▶ _EXTRAIT DE PAGE_:

B.N. : Quand j’entends « littérature congolaise », je pense à ce qui s’écrit depuis les deux rives du fleuve Congo, en y incluant, bien entendu, la création diasporique. C’est ma fibre panafricaniste. C’est une littérature d’une grande richesse, d’une grande variété, en plein essor. Si des noms comme Alain Mabanckou, In Koli Jean Bofane ou Fiston Mwanza Mujila tiennent aujourd’hui le haut de l’affiche au sein de l’espace francophone, le spectre est très large et continue de s’étirer. Il inclut des poètes, des dramaturges, des romanciers, souvent jeunes, dont certains n’hésitent pas à sortir des sentiers battus pour écrire dans nos langues nationales. Je pense ici, par exemple, au travail d’un Richard Ali à Kinshasa, que je suis avec admiration. Je n’ai pas une connaissance académique de cette littérature, mais je perçois dans sa vitalité des dernières années et dans la jeunesse de ses sémillants auteurs, hommes et femmes, deux de ses forces majeures. À mes yeux, le faible nombre des maisons d’édition offrant un travail qui puisse rivaliser avec ce qui se fait de mieux sur le continent, est une faiblesse de taille. Le bassin réduit du lectorat local en est une autre, car le Congolais moyen se trouve moult excuses pour ne pas aller vers le livre. Je le dis après avoir été impressionné par la passion des Haïtiens pour la lecture, dans un pays où les gens ne sont pas particulièrement riches. Une littérature ne peut être grande sur son territoire naturel sans un lectorat qui la porte, la critique, la revendique. Il y a un chantier immense de ce côté-là.

Enregistrements conservés:

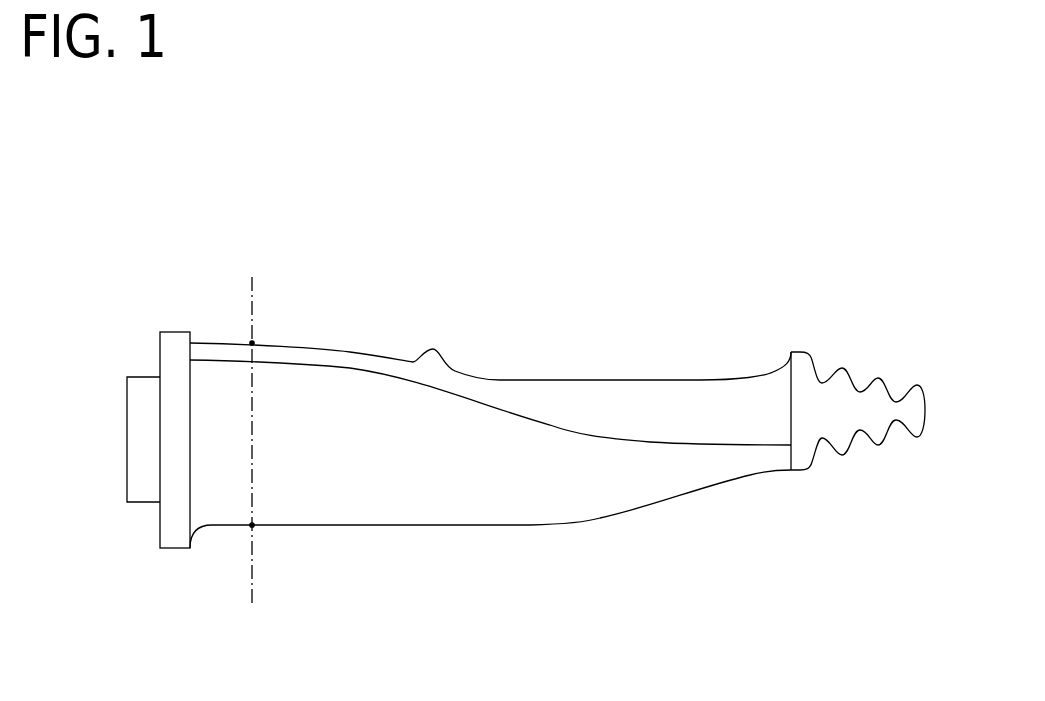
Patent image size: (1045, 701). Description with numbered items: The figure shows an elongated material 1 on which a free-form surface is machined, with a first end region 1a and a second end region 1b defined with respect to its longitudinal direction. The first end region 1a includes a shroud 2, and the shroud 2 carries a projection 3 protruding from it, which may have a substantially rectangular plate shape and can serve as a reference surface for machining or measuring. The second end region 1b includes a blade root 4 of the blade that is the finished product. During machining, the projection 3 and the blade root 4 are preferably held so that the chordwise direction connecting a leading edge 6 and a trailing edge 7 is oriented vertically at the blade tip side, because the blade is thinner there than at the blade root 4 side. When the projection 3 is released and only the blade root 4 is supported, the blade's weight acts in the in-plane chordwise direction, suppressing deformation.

The elongated material 1 is at (146, 152).
The first end region 1a is at (200, 295).
The second end region 1b is at (855, 295).
The shroud 2 is at (177, 535).
The projection 3 is at (140, 438).
The blade root 4 is at (875, 425).
The leading edge 6 is at (252, 343).
The trailing edge 7 is at (252, 525).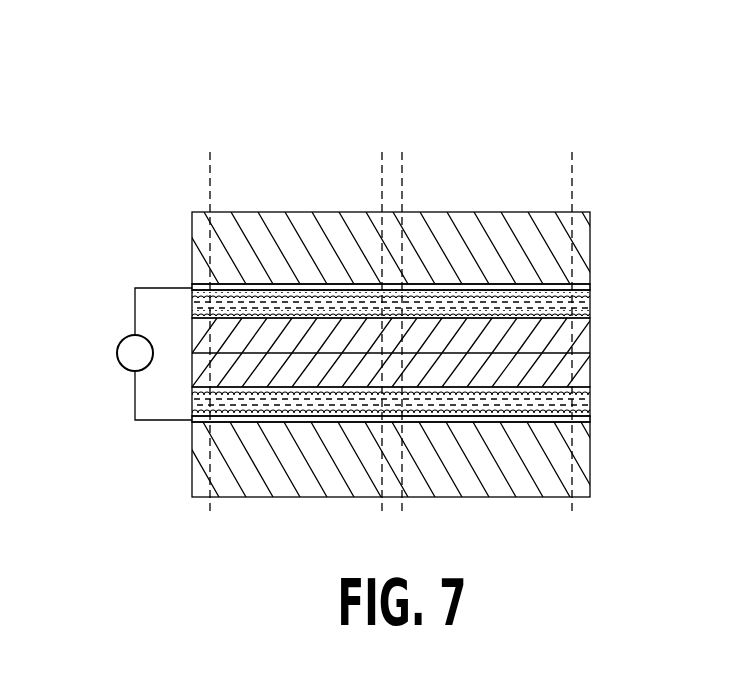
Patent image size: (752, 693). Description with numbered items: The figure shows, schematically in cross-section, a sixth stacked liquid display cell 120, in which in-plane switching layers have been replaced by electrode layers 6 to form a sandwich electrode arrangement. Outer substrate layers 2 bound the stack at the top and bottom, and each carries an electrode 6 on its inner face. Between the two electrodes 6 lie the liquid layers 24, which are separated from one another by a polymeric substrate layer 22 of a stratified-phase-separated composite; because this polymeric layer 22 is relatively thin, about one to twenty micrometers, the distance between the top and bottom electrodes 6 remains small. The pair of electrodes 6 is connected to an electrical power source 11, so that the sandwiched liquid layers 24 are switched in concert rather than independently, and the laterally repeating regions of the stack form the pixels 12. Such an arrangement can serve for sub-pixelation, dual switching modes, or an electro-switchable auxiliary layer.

The stacked liquid cell 120 is at (112, 210).
The pixel 12 is at (210, 158).
The substrate layer 2 is at (583, 227).
The electrode 6 is at (572, 284).
The liquid layer 24 is at (582, 307).
The polymeric substrate layer 22 is at (568, 343).
The electrical power source 11 is at (117, 352).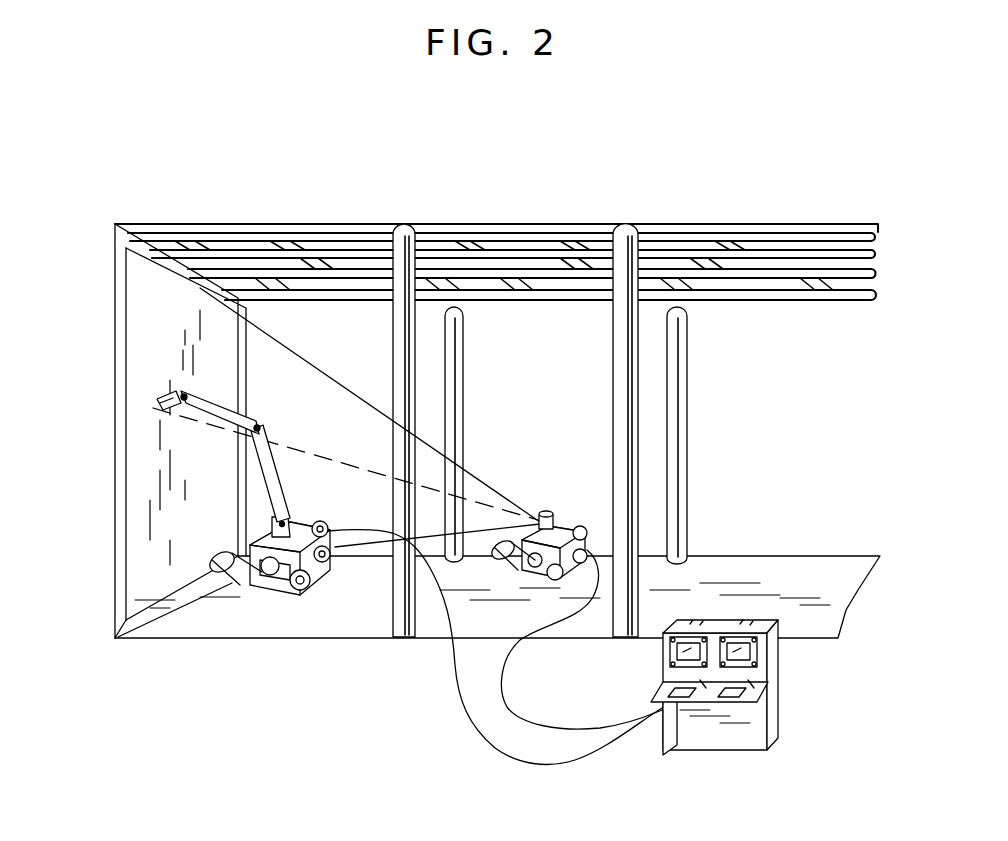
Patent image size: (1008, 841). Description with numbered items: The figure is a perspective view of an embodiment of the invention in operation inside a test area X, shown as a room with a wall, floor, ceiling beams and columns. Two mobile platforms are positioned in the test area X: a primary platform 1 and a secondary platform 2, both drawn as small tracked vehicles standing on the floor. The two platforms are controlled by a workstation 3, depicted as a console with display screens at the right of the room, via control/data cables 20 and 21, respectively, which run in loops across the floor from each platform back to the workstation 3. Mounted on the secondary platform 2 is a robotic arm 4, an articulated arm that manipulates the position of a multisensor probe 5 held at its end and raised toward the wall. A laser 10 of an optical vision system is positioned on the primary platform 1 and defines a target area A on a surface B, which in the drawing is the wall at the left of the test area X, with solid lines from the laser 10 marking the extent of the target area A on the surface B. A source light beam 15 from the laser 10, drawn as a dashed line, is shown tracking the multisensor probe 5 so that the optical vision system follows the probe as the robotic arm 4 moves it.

The primary platform 1 is at (562, 592).
The secondary platform 2 is at (298, 595).
The workstation 3 is at (778, 722).
The robotic arm 4 is at (283, 495).
The multisensor probe 5 is at (165, 403).
The laser 10 is at (547, 510).
The source light beam 15 is at (293, 448).
The control/data cable 20 is at (573, 735).
The control/data cable 21 is at (625, 740).
The target area A is at (133, 497).
The surface B is at (118, 636).
The test area X is at (765, 565).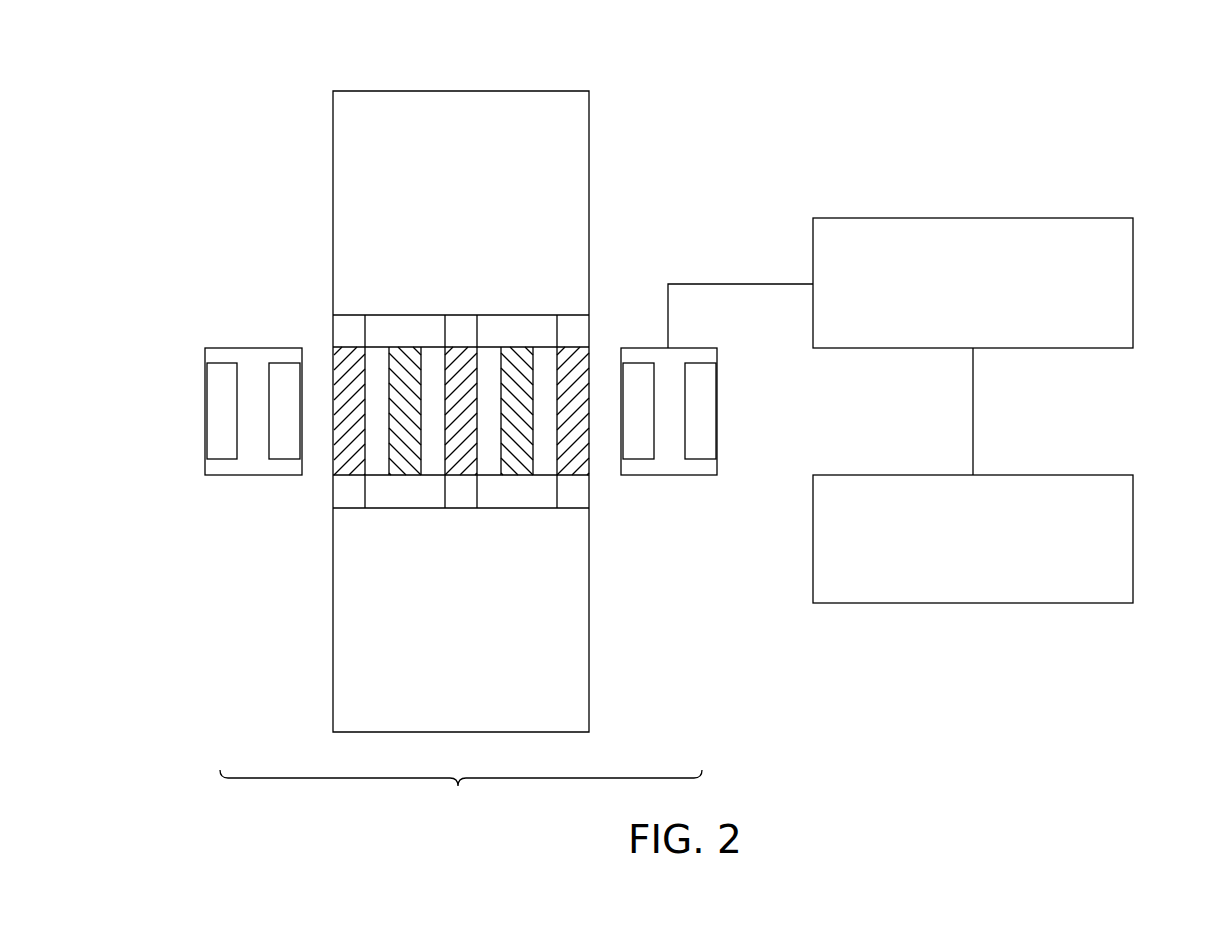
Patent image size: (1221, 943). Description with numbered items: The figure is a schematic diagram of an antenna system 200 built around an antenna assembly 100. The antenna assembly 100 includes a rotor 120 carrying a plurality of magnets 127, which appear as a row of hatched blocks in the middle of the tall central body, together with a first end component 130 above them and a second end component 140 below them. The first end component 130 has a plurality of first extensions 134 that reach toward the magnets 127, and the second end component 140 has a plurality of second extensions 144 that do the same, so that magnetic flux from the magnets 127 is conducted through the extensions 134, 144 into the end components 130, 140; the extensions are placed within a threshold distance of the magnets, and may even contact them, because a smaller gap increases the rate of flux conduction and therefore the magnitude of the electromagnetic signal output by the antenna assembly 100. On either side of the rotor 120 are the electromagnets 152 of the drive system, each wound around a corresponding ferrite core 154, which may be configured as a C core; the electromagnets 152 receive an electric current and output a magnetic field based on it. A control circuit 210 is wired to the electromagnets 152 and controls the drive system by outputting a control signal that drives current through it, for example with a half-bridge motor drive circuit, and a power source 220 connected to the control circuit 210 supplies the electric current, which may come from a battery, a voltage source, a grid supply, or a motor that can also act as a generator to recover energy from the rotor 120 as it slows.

The antenna assembly 100 is at (461, 793).
The rotor 120 is at (327, 432).
The plurality of magnets 127 is at (333, 360).
The first end component 130 is at (463, 91).
The plurality of first extensions 134 is at (460, 315).
The second end component 140 is at (557, 732).
The plurality of second extensions 144 is at (460, 508).
The electromagnets 152 is at (205, 403).
The ferrite cores 154 is at (253, 347).
The antenna system 200 is at (1098, 75).
The control circuit 210 is at (1072, 218).
The power source 220 is at (1072, 475).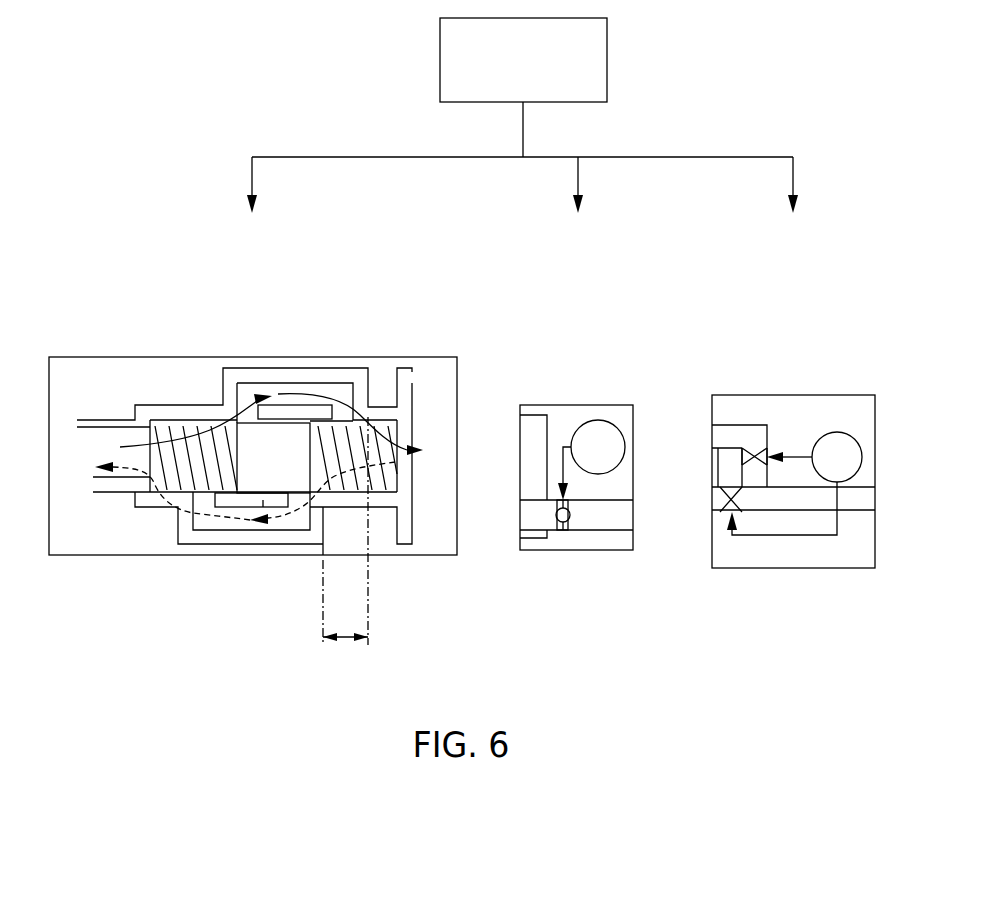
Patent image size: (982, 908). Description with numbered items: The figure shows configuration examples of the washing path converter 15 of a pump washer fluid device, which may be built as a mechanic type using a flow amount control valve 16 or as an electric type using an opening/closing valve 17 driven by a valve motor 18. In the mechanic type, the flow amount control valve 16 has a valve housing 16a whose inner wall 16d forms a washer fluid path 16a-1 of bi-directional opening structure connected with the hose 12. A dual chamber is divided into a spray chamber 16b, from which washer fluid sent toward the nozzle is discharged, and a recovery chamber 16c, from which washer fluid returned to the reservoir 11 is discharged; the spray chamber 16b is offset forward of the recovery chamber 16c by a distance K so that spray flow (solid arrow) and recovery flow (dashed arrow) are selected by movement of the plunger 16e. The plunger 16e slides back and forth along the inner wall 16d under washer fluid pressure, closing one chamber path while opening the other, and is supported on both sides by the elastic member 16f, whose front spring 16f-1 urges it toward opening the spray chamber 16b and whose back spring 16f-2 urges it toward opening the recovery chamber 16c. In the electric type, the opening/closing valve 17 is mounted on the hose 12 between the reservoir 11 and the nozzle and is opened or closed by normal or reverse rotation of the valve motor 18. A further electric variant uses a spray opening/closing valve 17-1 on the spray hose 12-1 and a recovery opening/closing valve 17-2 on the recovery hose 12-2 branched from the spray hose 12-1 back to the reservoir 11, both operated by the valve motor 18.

The washing path converter 15 is at (607, 60).
The flow amount control valve 16 is at (147, 603).
The valve housing 16a is at (143, 405).
The washer fluid path 16a-1 is at (105, 450).
The spray chamber 16b is at (346, 388).
The recovery chamber 16c is at (295, 523).
The inner wall 16d is at (268, 412).
The plunger 16e is at (243, 475).
The elastic member 16f is at (273, 361).
The front spring 16f-1 is at (197, 450).
The back spring 16f-2 is at (328, 430).
The reservoir 11 is at (533, 415).
The hose 12 is at (623, 498).
The spray hose 12-1 is at (718, 480).
The recovery hose 12-2 is at (757, 425).
The opening/closing valve 17 is at (563, 527).
The spray opening/closing valve 17-1 is at (722, 514).
The recovery opening/closing valve 17-2 is at (757, 463).
The valve motor 18 is at (602, 474).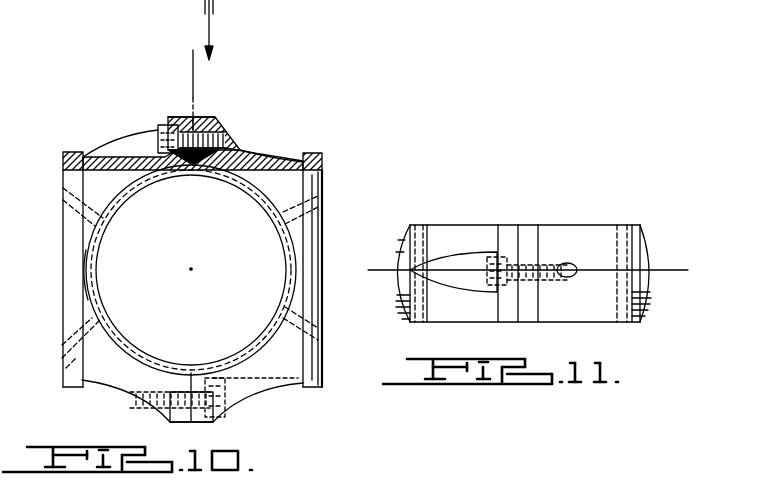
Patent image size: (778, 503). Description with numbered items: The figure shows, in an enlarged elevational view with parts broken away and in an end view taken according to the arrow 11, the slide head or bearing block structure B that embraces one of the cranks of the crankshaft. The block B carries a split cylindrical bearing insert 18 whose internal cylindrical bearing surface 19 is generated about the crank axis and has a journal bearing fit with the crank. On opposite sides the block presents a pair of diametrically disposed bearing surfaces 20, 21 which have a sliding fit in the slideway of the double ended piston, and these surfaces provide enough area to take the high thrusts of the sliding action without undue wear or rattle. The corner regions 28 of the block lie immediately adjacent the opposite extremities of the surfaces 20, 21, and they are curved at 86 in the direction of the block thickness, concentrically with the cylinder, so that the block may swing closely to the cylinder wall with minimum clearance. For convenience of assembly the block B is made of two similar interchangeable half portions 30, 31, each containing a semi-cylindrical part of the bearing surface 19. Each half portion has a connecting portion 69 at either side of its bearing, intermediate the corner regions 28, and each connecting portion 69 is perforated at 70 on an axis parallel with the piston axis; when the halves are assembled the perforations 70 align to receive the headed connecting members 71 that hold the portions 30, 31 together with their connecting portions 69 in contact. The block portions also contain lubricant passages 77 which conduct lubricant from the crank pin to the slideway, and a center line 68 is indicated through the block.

▶ _CONSIGNES_:
(a) Dans l'extrait sur la littérature congolaise, quel auteur de Kinshasa B.N. dit-il suivre avec admiration ?
(b) Reformulez sous forme de liste le paragraphe de l'extrait sur la littérature congolaise qui commence par « B.N. : Quand j’entends », en gardant ses faits principaux.

▶ _RÉPONSES_:
(a) Richard Ali.

(b)
- Définition : ce qui s'écrit depuis les deux rives du fleuve Congo, création de la diaspora comprise, par fibre panafricaniste.
- Caractère : une littérature riche, variée et en plein essor.
- Auteurs en vue dans l'espace francophone : Alain Mabanckou, In Koli Jean Bofane, Fiston Mwanza Mujila.
- Étendue : un spectre large de poètes, dramaturges et romanciers, souvent jeunes, dont certains écrivent dans les langues nationales, comme Richard Ali à Kinshasa.
- Forces : la vitalité des dernières années et la jeunesse des auteurs, hommes et femmes.
- Première faiblesse : trop peu de maisons d'édition capables de rivaliser avec les meilleures du continent.
- Seconde faiblesse : un lectorat local réduit, le Congolais moyen évitant le livre. Les Haïtiens, eux, sont passionnés de lecture sans être particulièrement riches.
- Conclusion : une littérature ne peut être grande sans un lectorat qui la porte, la critique et la revendique, et il reste un chantier immense de ce côté-là.